BEGIN EXCERPTED DATA

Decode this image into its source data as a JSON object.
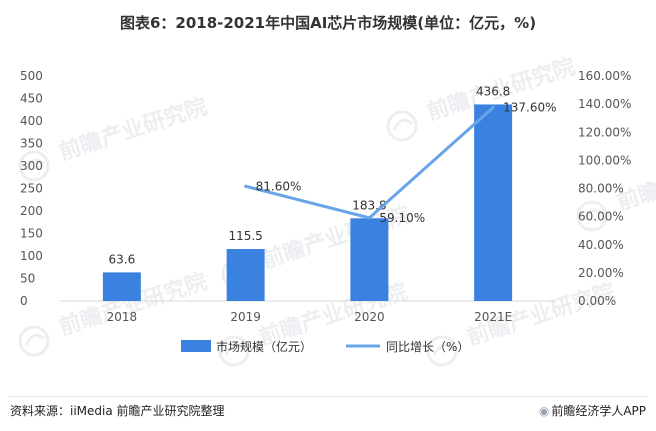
{
  "title": "图表6：2018-2021年中国AI芯片市场规模(单位：亿元，%)",
  "footer": {
    "source": "资料来源：iiMedia 前瞻产业研究院整理",
    "brand": "前瞻经济学人APP",
    "brand_icon": "swirl-logo-icon"
  },
  "watermark": "前瞻产业研究院",
  "colors": {
    "bar": "#3b82e0",
    "line": "#6aa4e8",
    "axis_text": "#555555",
    "gridline": "#d9d9d9"
  },
  "chart_data": {
    "type": "bar",
    "categories": [
      "2018",
      "2019",
      "2020",
      "2021E"
    ],
    "series": [
      {
        "name": "市场规模（亿元）",
        "type": "bar",
        "axis": "left",
        "values": [
          63.6,
          115.5,
          183.8,
          436.8
        ],
        "labels": [
          "63.6",
          "115.5",
          "183.8",
          "436.8"
        ]
      },
      {
        "name": "同比增长（%）",
        "type": "line",
        "axis": "right",
        "values": [
          null,
          81.6,
          59.1,
          137.6
        ],
        "labels": [
          "",
          "81.60%",
          "59.10%",
          "137.60%"
        ]
      }
    ],
    "y_left": {
      "min": 0,
      "max": 500,
      "step": 50,
      "ticks": [
        "0",
        "50",
        "100",
        "150",
        "200",
        "250",
        "300",
        "350",
        "400",
        "450",
        "500"
      ]
    },
    "y_right": {
      "min": 0,
      "max": 160,
      "step": 20,
      "ticks": [
        "0.00%",
        "20.00%",
        "40.00%",
        "60.00%",
        "80.00%",
        "100.00%",
        "120.00%",
        "140.00%",
        "160.00%"
      ]
    },
    "grid": false,
    "legend_position": "bottom-center"
  }
}
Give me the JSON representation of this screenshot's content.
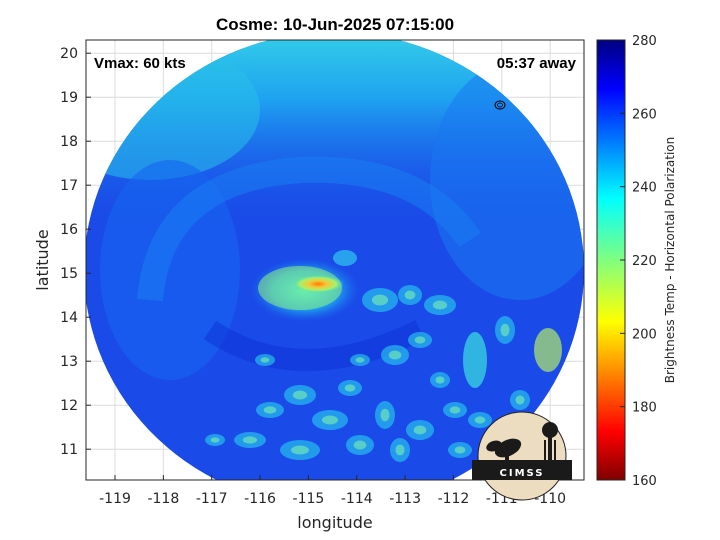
{
  "title": "Cosme: 10-Jun-2025 07:15:00",
  "vmax_label": "Vmax: 60 kts",
  "away_label": "05:37 away",
  "x_axis": {
    "label": "longitude",
    "min": -119.6,
    "max": -109.3,
    "ticks": [
      -119,
      -118,
      -117,
      -116,
      -115,
      -114,
      -113,
      -112,
      -111,
      -110
    ]
  },
  "y_axis": {
    "label": "latitude",
    "min": 10.3,
    "max": 20.3,
    "ticks": [
      11,
      12,
      13,
      14,
      15,
      16,
      17,
      18,
      19,
      20
    ]
  },
  "colorbar": {
    "label": "Brightness Temp - Horizontal Polarization",
    "min": 160,
    "max": 280,
    "ticks": [
      160,
      180,
      200,
      220,
      240,
      260,
      280
    ],
    "colormap": "jet"
  },
  "storm_center": {
    "lon": -114.6,
    "lat": 14.75
  },
  "logo_text": "CIMSS",
  "colors": {
    "background_swath": "#1a3fe6",
    "warm": "#0b8ef0",
    "eye_core": "#f0d030"
  }
}
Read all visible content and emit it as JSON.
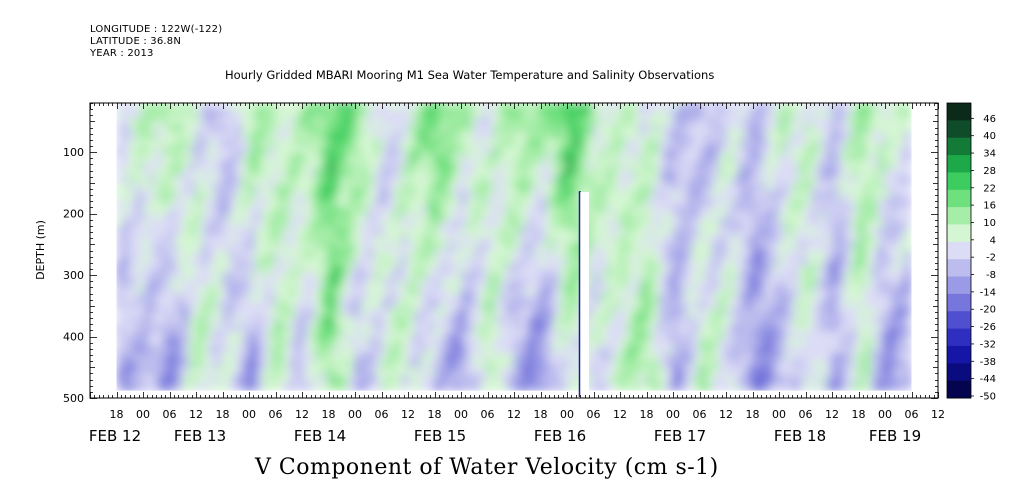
{
  "header": {
    "longitude": "LONGITUDE : 122W(-122)",
    "latitude": "LATITUDE : 36.8N",
    "year": "YEAR : 2013",
    "title": "Hourly Gridded MBARI Mooring M1 Sea Water Temperature and Salinity Observations"
  },
  "chart_data": {
    "type": "heatmap",
    "title": "Hourly Gridded MBARI Mooring M1 Sea Water Temperature and Salinity Observations",
    "xlabel": "V Component of Water Velocity (cm s-1)",
    "ylabel": "DEPTH (m)",
    "x_axis": {
      "range_hours_from_feb12_00": [
        -12,
        180
      ],
      "hour_tick_labels": [
        "18",
        "00",
        "06",
        "12",
        "18",
        "00",
        "06",
        "12",
        "18",
        "00",
        "06",
        "12",
        "18",
        "00",
        "06",
        "12",
        "18",
        "00",
        "06",
        "12",
        "18",
        "00",
        "06",
        "12",
        "18",
        "00",
        "06",
        "12",
        "18",
        "00",
        "06",
        "12"
      ],
      "date_labels": [
        "FEB 12",
        "FEB 13",
        "FEB 14",
        "FEB 15",
        "FEB 16",
        "FEB 17",
        "FEB 18",
        "FEB 19"
      ]
    },
    "y_axis": {
      "range": [
        500,
        20
      ],
      "inverted": true,
      "tick_labels": [
        "100",
        "200",
        "300",
        "400",
        "500"
      ]
    },
    "colorbar": {
      "levels": [
        "46",
        "40",
        "34",
        "28",
        "22",
        "16",
        "10",
        "4",
        "-2",
        "-8",
        "-14",
        "-20",
        "-26",
        "-32",
        "-38",
        "-44",
        "-50"
      ],
      "min": -50,
      "max": 50,
      "step": 2,
      "colors": [
        "#0b2a1a",
        "#0f4d2a",
        "#137a38",
        "#1da84a",
        "#3dcc5f",
        "#6fe07e",
        "#a6eda8",
        "#d4f6d2",
        "#dcdcf6",
        "#bcbcee",
        "#9a9ae6",
        "#7676dc",
        "#4f4fd0",
        "#2e2ec0",
        "#1616a6",
        "#0b0b80",
        "#05054f"
      ]
    },
    "data_region": {
      "x_hours": [
        -6,
        174
      ],
      "depth": [
        20,
        488
      ]
    },
    "gap": {
      "x_hours": [
        99,
        101
      ],
      "depth": [
        165,
        500
      ]
    },
    "sample_profile": {
      "hours": [
        -6,
        0,
        6,
        12,
        18,
        24,
        30,
        36,
        42,
        48,
        54,
        60,
        66,
        72,
        78,
        84,
        90,
        96,
        102,
        108,
        114,
        120,
        126,
        132,
        138,
        144,
        150,
        156,
        162,
        168,
        174
      ],
      "surface_v_cm_s": [
        4,
        8,
        12,
        2,
        -6,
        14,
        6,
        10,
        20,
        18,
        -4,
        8,
        22,
        10,
        2,
        16,
        12,
        24,
        10,
        6,
        4,
        -2,
        -8,
        2,
        -6,
        8,
        6,
        -4,
        12,
        8,
        2
      ],
      "deep_v_cm_s": [
        -10,
        -8,
        -14,
        8,
        2,
        -12,
        10,
        -6,
        16,
        -10,
        6,
        4,
        -8,
        -12,
        12,
        -14,
        -16,
        4,
        -2,
        8,
        14,
        -12,
        10,
        4,
        -14,
        -10,
        6,
        -12,
        8,
        -16,
        -6
      ]
    }
  }
}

END EXCERPTED DATA

WHAT THE TASK ASKS:
What is the number of lines above that contain "type"? Answer with that number only.

THE OUTPUT:
4